--- START Extract ---

ART: Optimizing compiler intrinsics

Add intrinsics infrastructure to the optimizing compiler.

Add almost all intrinsics supported by Quick to the x86-64 backend.
Further intrinsics require more assembler support.

Change-Id: I48de9b44c82886bb298d16e74e12a9506b8e8807
diff --git a/compiler/optimizing/code_generator_x86_64.cc b/compiler/optimizing/code_generator_x86_64.cc
index 5fc24f7..3d7f122 100644
--- a/compiler/optimizing/code_generator_x86_64.cc
+++ b/compiler/optimizing/code_generator_x86_64.cc
@@ -18,6 +18,8 @@
 
 #include "entrypoints/quick/quick_entrypoints.h"
 #include "gc/accounting/card_table.h"
+#include "intrinsics.h"
+#include "intrinsics_x86_64.h"
 #include "mirror/array-inl.h"

--- END Extract ---

Written exercise A:
From the compiler intrinsics commit, return the text between "Add intrinsics infrastructure" and "more assembler support.", inclusive.
Written exercise B:
Translate this sentence from the compiler intrinsics commit into Spanish: "Further intrinsics require more assembler support."

--- START Stored rows ---

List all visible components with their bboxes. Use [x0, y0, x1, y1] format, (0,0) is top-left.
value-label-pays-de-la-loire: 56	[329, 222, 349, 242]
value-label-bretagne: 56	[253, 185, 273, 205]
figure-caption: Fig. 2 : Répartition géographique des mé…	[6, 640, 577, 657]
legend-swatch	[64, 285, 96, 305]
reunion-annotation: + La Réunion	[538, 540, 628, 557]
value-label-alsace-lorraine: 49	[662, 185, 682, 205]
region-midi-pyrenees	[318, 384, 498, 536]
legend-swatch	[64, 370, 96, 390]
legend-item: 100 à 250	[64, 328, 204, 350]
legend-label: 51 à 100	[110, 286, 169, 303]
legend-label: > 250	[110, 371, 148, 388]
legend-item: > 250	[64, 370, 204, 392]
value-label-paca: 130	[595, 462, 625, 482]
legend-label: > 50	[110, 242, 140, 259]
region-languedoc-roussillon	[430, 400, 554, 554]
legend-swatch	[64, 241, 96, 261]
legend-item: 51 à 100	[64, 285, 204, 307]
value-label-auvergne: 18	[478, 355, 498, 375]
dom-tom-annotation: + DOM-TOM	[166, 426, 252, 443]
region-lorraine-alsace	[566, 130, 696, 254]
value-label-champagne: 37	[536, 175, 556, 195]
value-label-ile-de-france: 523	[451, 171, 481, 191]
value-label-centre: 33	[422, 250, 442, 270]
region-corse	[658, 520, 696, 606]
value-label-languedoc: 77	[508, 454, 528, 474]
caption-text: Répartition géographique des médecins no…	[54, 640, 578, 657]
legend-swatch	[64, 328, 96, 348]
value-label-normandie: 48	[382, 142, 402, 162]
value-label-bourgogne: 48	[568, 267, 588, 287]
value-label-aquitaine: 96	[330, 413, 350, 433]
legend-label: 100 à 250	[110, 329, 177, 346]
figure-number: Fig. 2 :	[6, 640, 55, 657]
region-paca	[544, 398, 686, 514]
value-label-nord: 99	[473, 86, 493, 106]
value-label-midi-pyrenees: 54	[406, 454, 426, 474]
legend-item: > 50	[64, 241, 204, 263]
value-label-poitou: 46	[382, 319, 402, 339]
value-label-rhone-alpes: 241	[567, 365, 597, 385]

--- END Stored rows ---

Worked solution A:
Add intrinsics infrastructure to the optimizing compiler.

Add almost all intrinsics supported by Quick to the x86-64 backend.
Further intrinsics require more assembler support.

Worked solution B:
Los intrínsecos adicionales requieren más soporte del ensamblador.